Excerpts from a figure dataset —
>> Begin

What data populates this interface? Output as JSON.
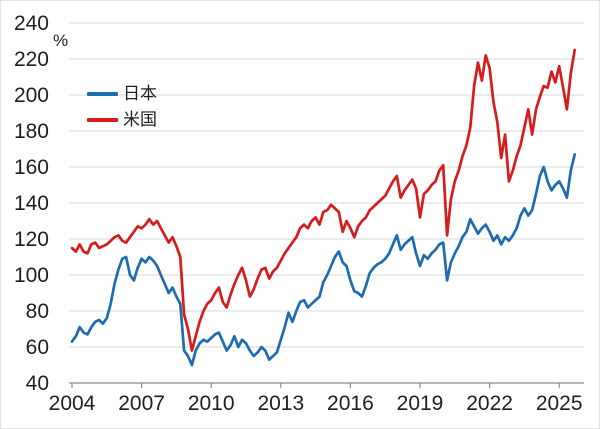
{
  "chart_data": {
    "type": "line",
    "title": "",
    "unit_label": "%",
    "grid": "horizontal",
    "legend_position": "top-left-inside",
    "x_start": 2004,
    "x_step_years": 0.1666667,
    "x_axis": {
      "ticks": [
        2004,
        2007,
        2010,
        2013,
        2016,
        2019,
        2022,
        2025
      ]
    },
    "y_axis": {
      "min": 40,
      "max": 240,
      "tick_step": 20
    },
    "colors": {
      "gridline": "#d9d9d9",
      "axis": "#8c8c8c",
      "text": "#1f1f1f",
      "background": "#ffffff"
    },
    "series": [
      {
        "name": "日本",
        "key": "japan",
        "color": "#1e6cb0",
        "values": [
          63,
          66,
          71,
          68,
          67,
          71,
          74,
          75,
          73,
          76,
          84,
          95,
          103,
          109,
          110,
          100,
          97,
          104,
          109,
          107,
          110,
          108,
          105,
          100,
          95,
          90,
          93,
          88,
          84,
          58,
          55,
          50,
          58,
          62,
          64,
          63,
          65,
          67,
          68,
          63,
          58,
          61,
          66,
          60,
          64,
          62,
          58,
          55,
          57,
          60,
          58,
          53,
          55,
          57,
          64,
          71,
          79,
          74,
          80,
          85,
          86,
          82,
          84,
          86,
          88,
          96,
          100,
          105,
          110,
          113,
          107,
          105,
          97,
          91,
          90,
          88,
          94,
          101,
          104,
          106,
          107,
          109,
          112,
          117,
          122,
          114,
          117,
          119,
          121,
          112,
          105,
          111,
          109,
          112,
          114,
          117,
          118,
          97,
          107,
          112,
          116,
          121,
          124,
          131,
          127,
          123,
          126,
          128,
          124,
          119,
          122,
          117,
          121,
          119,
          122,
          126,
          133,
          137,
          133,
          136,
          145,
          155,
          160,
          152,
          147,
          150,
          152,
          148,
          143,
          158,
          167
        ]
      },
      {
        "name": "米国",
        "key": "us",
        "color": "#d71c1c",
        "values": [
          115,
          113,
          117,
          113,
          112,
          117,
          118,
          115,
          116,
          117,
          119,
          121,
          122,
          119,
          118,
          121,
          124,
          127,
          126,
          128,
          131,
          128,
          130,
          126,
          122,
          118,
          121,
          116,
          110,
          78,
          70,
          58,
          66,
          74,
          80,
          84,
          86,
          90,
          93,
          85,
          82,
          89,
          95,
          100,
          104,
          97,
          88,
          92,
          98,
          103,
          104,
          98,
          102,
          104,
          108,
          112,
          115,
          118,
          121,
          126,
          128,
          126,
          130,
          132,
          128,
          135,
          136,
          139,
          137,
          135,
          124,
          130,
          126,
          121,
          127,
          130,
          132,
          136,
          138,
          140,
          142,
          144,
          148,
          152,
          155,
          143,
          147,
          150,
          153,
          148,
          132,
          145,
          147,
          150,
          152,
          158,
          161,
          122,
          142,
          152,
          158,
          166,
          172,
          182,
          205,
          218,
          208,
          222,
          215,
          196,
          185,
          165,
          178,
          152,
          158,
          166,
          172,
          182,
          192,
          178,
          192,
          199,
          205,
          204,
          213,
          207,
          216,
          204,
          192,
          212,
          225
        ]
      }
    ]
  }
}
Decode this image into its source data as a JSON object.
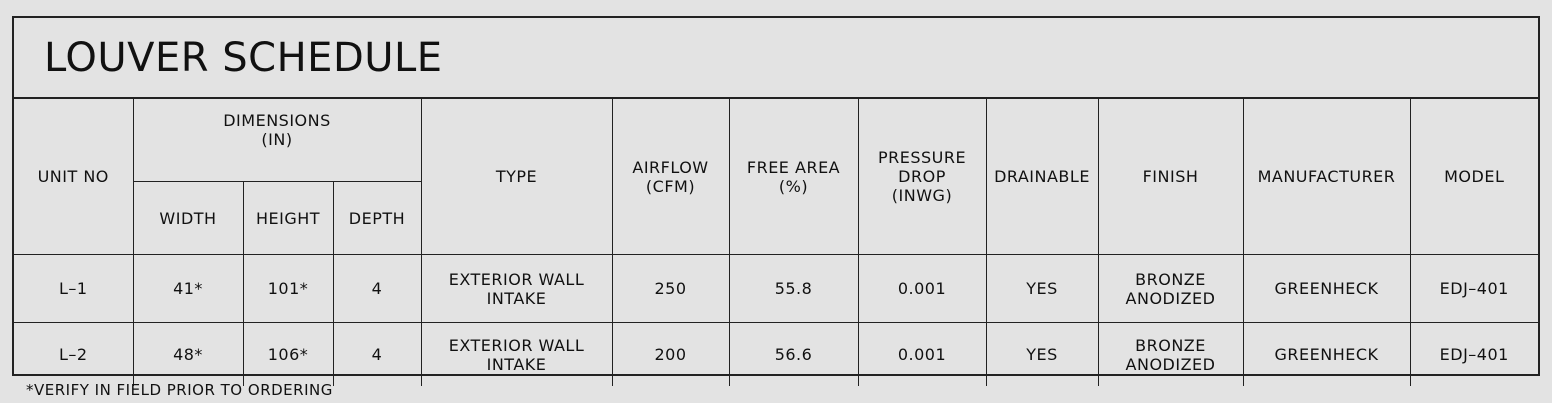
{
  "title": "LOUVER SCHEDULE",
  "headers": {
    "unit_no": "UNIT NO",
    "dimensions": "DIMENSIONS\n(IN)",
    "width": "WIDTH",
    "height": "HEIGHT",
    "depth": "DEPTH",
    "type": "TYPE",
    "airflow": "AIRFLOW\n(CFM)",
    "free_area": "FREE AREA\n(%)",
    "pressure_drop": "PRESSURE\nDROP\n(INWG)",
    "drainable": "DRAINABLE",
    "finish": "FINISH",
    "manufacturer": "MANUFACTURER",
    "model": "MODEL"
  },
  "rows": [
    {
      "unit_no": "L–1",
      "width": "41*",
      "height": "101*",
      "depth": "4",
      "type": "EXTERIOR WALL\nINTAKE",
      "airflow": "250",
      "free_area": "55.8",
      "pressure_drop": "0.001",
      "drainable": "YES",
      "finish": "BRONZE\nANODIZED",
      "manufacturer": "GREENHECK",
      "model": "EDJ–401"
    },
    {
      "unit_no": "L–2",
      "width": "48*",
      "height": "106*",
      "depth": "4",
      "type": "EXTERIOR WALL\nINTAKE",
      "airflow": "200",
      "free_area": "56.6",
      "pressure_drop": "0.001",
      "drainable": "YES",
      "finish": "BRONZE\nANODIZED",
      "manufacturer": "GREENHECK",
      "model": "EDJ–401"
    }
  ],
  "footnote": "*VERIFY IN FIELD PRIOR TO ORDERING"
}
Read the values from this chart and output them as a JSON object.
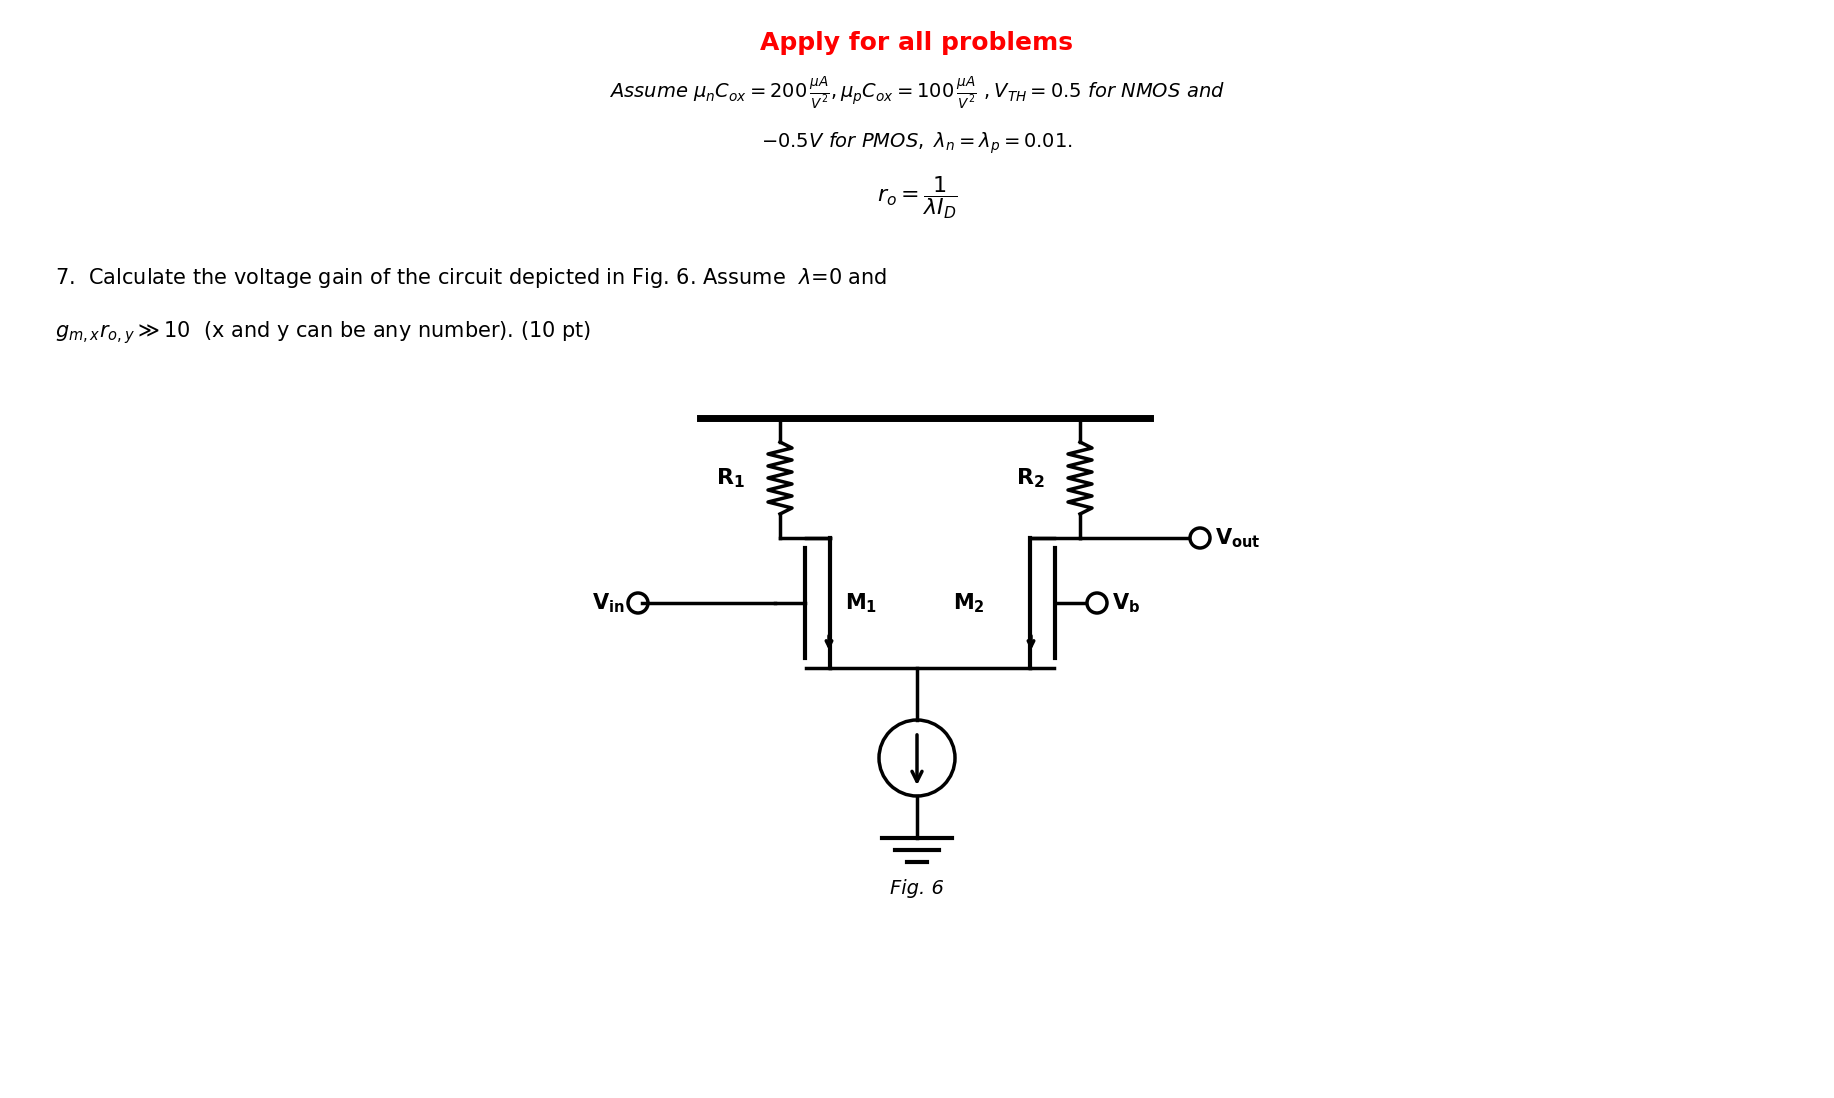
{
  "title_text": "Apply for all problems",
  "title_color": "#FF0000",
  "header_line1": "Assume $\\mu_n C_{ox} = 200\\,\\frac{\\mu A}{V^2}$, $\\mu_p C_{ox} = 100\\,\\frac{\\mu A}{V^2}$, $V_{TH} = 0.5$ for NMOS and",
  "header_line2": "$-0.5V$ for PMOS, $\\lambda_n = \\lambda_p = 0.01$.",
  "ro_formula": "$r_o = \\dfrac{1}{\\lambda I_D}$",
  "problem_text": "7.  Calculate the voltage gain of the circuit depicted in Fig. 6. Assume  $\\lambda$=0 and",
  "problem_text2": "$g_{m,x}r_{o,y} \\gg 10$  (x and y can be any number). (10 pt)",
  "fig_label": "Fig. 6",
  "bg_color": "#ffffff",
  "lw": 2.5
}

>> End

TASK DETAILS — Can the entries above be repeated exactly, without their pictures?

EXERCISE RESULT —
What data populates this interface? Output as JSON.
{
  "chart_data": {
    "type": "line",
    "title": "",
    "unit_label": "%",
    "grid": "horizontal",
    "legend_position": "top-left-inside",
    "x_start": 2004,
    "x_step_years": 0.1666667,
    "x_axis": {
      "ticks": [
        2004,
        2007,
        2010,
        2013,
        2016,
        2019,
        2022,
        2025
      ]
    },
    "y_axis": {
      "min": 40,
      "max": 240,
      "tick_step": 20
    },
    "colors": {
      "gridline": "#d9d9d9",
      "axis": "#8c8c8c",
      "text": "#1f1f1f",
      "background": "#ffffff"
    },
    "series": [
      {
        "name": "日本",
        "key": "japan",
        "color": "#1e6cb0",
        "values": [
          63,
          66,
          71,
          68,
          67,
          71,
          74,
          75,
          73,
          76,
          84,
          95,
          103,
          109,
          110,
          100,
          97,
          104,
          109,
          107,
          110,
          108,
          105,
          100,
          95,
          90,
          93,
          88,
          84,
          58,
          55,
          50,
          58,
          62,
          64,
          63,
          65,
          67,
          68,
          63,
          58,
          61,
          66,
          60,
          64,
          62,
          58,
          55,
          57,
          60,
          58,
          53,
          55,
          57,
          64,
          71,
          79,
          74,
          80,
          85,
          86,
          82,
          84,
          86,
          88,
          96,
          100,
          105,
          110,
          113,
          107,
          105,
          97,
          91,
          90,
          88,
          94,
          101,
          104,
          106,
          107,
          109,
          112,
          117,
          122,
          114,
          117,
          119,
          121,
          112,
          105,
          111,
          109,
          112,
          114,
          117,
          118,
          97,
          107,
          112,
          116,
          121,
          124,
          131,
          127,
          123,
          126,
          128,
          124,
          119,
          122,
          117,
          121,
          119,
          122,
          126,
          133,
          137,
          133,
          136,
          145,
          155,
          160,
          152,
          147,
          150,
          152,
          148,
          143,
          158,
          167
        ]
      },
      {
        "name": "米国",
        "key": "us",
        "color": "#d71c1c",
        "values": [
          115,
          113,
          117,
          113,
          112,
          117,
          118,
          115,
          116,
          117,
          119,
          121,
          122,
          119,
          118,
          121,
          124,
          127,
          126,
          128,
          131,
          128,
          130,
          126,
          122,
          118,
          121,
          116,
          110,
          78,
          70,
          58,
          66,
          74,
          80,
          84,
          86,
          90,
          93,
          85,
          82,
          89,
          95,
          100,
          104,
          97,
          88,
          92,
          98,
          103,
          104,
          98,
          102,
          104,
          108,
          112,
          115,
          118,
          121,
          126,
          128,
          126,
          130,
          132,
          128,
          135,
          136,
          139,
          137,
          135,
          124,
          130,
          126,
          121,
          127,
          130,
          132,
          136,
          138,
          140,
          142,
          144,
          148,
          152,
          155,
          143,
          147,
          150,
          153,
          148,
          132,
          145,
          147,
          150,
          152,
          158,
          161,
          122,
          142,
          152,
          158,
          166,
          172,
          182,
          205,
          218,
          208,
          222,
          215,
          196,
          185,
          165,
          178,
          152,
          158,
          166,
          172,
          182,
          192,
          178,
          192,
          199,
          205,
          204,
          213,
          207,
          216,
          204,
          192,
          212,
          225
        ]
      }
    ]
  }
}
Decode this image into its source data as a JSON object.
{
  "title": "LOUVER SCHEDULE",
  "headers": {
    "unit_no": "UNIT NO",
    "dimensions": "DIMENSIONS\n(IN)",
    "width": "WIDTH",
    "height": "HEIGHT",
    "depth": "DEPTH",
    "type": "TYPE",
    "airflow": "AIRFLOW\n(CFM)",
    "free_area": "FREE AREA\n(%)",
    "pressure_drop": "PRESSURE\nDROP\n(INWG)",
    "drainable": "DRAINABLE",
    "finish": "FINISH",
    "manufacturer": "MANUFACTURER",
    "model": "MODEL"
  },
  "rows": [
    {
      "unit_no": "L–1",
      "width": "41*",
      "height": "101*",
      "depth": "4",
      "type": "EXTERIOR WALL\nINTAKE",
      "airflow": "250",
      "free_area": "55.8",
      "pressure_drop": "0.001",
      "drainable": "YES",
      "finish": "BRONZE\nANODIZED",
      "manufacturer": "GREENHECK",
      "model": "EDJ–401"
    },
    {
      "unit_no": "L–2",
      "width": "48*",
      "height": "106*",
      "depth": "4",
      "type": "EXTERIOR WALL\nINTAKE",
      "airflow": "200",
      "free_area": "56.6",
      "pressure_drop": "0.001",
      "drainable": "YES",
      "finish": "BRONZE\nANODIZED",
      "manufacturer": "GREENHECK",
      "model": "EDJ–401"
    }
  ],
  "footnote": "*VERIFY IN FIELD PRIOR TO ORDERING"
}
Read the values from this chart and output them as a JSON object.
{
  "title_text": "Apply for all problems",
  "title_color": "#FF0000",
  "header_line1": "Assume $\\mu_n C_{ox} = 200\\,\\frac{\\mu A}{V^2}$, $\\mu_p C_{ox} = 100\\,\\frac{\\mu A}{V^2}$, $V_{TH} = 0.5$ for NMOS and",
  "header_line2": "$-0.5V$ for PMOS, $\\lambda_n = \\lambda_p = 0.01$.",
  "ro_formula": "$r_o = \\dfrac{1}{\\lambda I_D}$",
  "problem_text": "7.  Calculate the voltage gain of the circuit depicted in Fig. 6. Assume  $\\lambda$=0 and",
  "problem_text2": "$g_{m,x}r_{o,y} \\gg 10$  (x and y can be any number). (10 pt)",
  "fig_label": "Fig. 6",
  "bg_color": "#ffffff",
  "lw": 2.5
}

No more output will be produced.